**GIVEN INFORMATION**
- - -

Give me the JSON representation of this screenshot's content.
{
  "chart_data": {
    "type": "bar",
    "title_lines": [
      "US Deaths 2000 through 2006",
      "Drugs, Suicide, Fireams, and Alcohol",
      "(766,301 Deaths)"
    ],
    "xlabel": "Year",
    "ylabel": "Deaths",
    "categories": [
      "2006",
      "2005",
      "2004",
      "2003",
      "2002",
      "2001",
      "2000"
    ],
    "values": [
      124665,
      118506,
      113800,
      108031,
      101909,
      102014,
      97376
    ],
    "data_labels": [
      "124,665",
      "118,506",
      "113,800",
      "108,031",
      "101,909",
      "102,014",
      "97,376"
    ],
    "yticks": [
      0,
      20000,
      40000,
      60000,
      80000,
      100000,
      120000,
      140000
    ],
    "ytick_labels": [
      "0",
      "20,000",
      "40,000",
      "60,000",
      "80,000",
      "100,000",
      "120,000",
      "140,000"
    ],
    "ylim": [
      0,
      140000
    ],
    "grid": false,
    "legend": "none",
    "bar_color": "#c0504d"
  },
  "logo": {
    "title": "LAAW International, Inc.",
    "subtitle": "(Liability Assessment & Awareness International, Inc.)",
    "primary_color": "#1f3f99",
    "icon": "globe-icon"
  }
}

- - -

**EXERCISE BRIEF**
Copy all the records above exactly, missing none.

**WORKED SOLUTION**
Give me the JSON representation of this screenshot's content.
{
  "chart_data": {
    "type": "bar",
    "title_lines": [
      "US Deaths 2000 through 2006",
      "Drugs, Suicide, Fireams, and Alcohol",
      "(766,301 Deaths)"
    ],
    "xlabel": "Year",
    "ylabel": "Deaths",
    "categories": [
      "2006",
      "2005",
      "2004",
      "2003",
      "2002",
      "2001",
      "2000"
    ],
    "values": [
      124665,
      118506,
      113800,
      108031,
      101909,
      102014,
      97376
    ],
    "data_labels": [
      "124,665",
      "118,506",
      "113,800",
      "108,031",
      "101,909",
      "102,014",
      "97,376"
    ],
    "yticks": [
      0,
      20000,
      40000,
      60000,
      80000,
      100000,
      120000,
      140000
    ],
    "ytick_labels": [
      "0",
      "20,000",
      "40,000",
      "60,000",
      "80,000",
      "100,000",
      "120,000",
      "140,000"
    ],
    "ylim": [
      0,
      140000
    ],
    "grid": false,
    "legend": "none",
    "bar_color": "#c0504d"
  },
  "logo": {
    "title": "LAAW International, Inc.",
    "subtitle": "(Liability Assessment & Awareness International, Inc.)",
    "primary_color": "#1f3f99",
    "icon": "globe-icon"
  }
}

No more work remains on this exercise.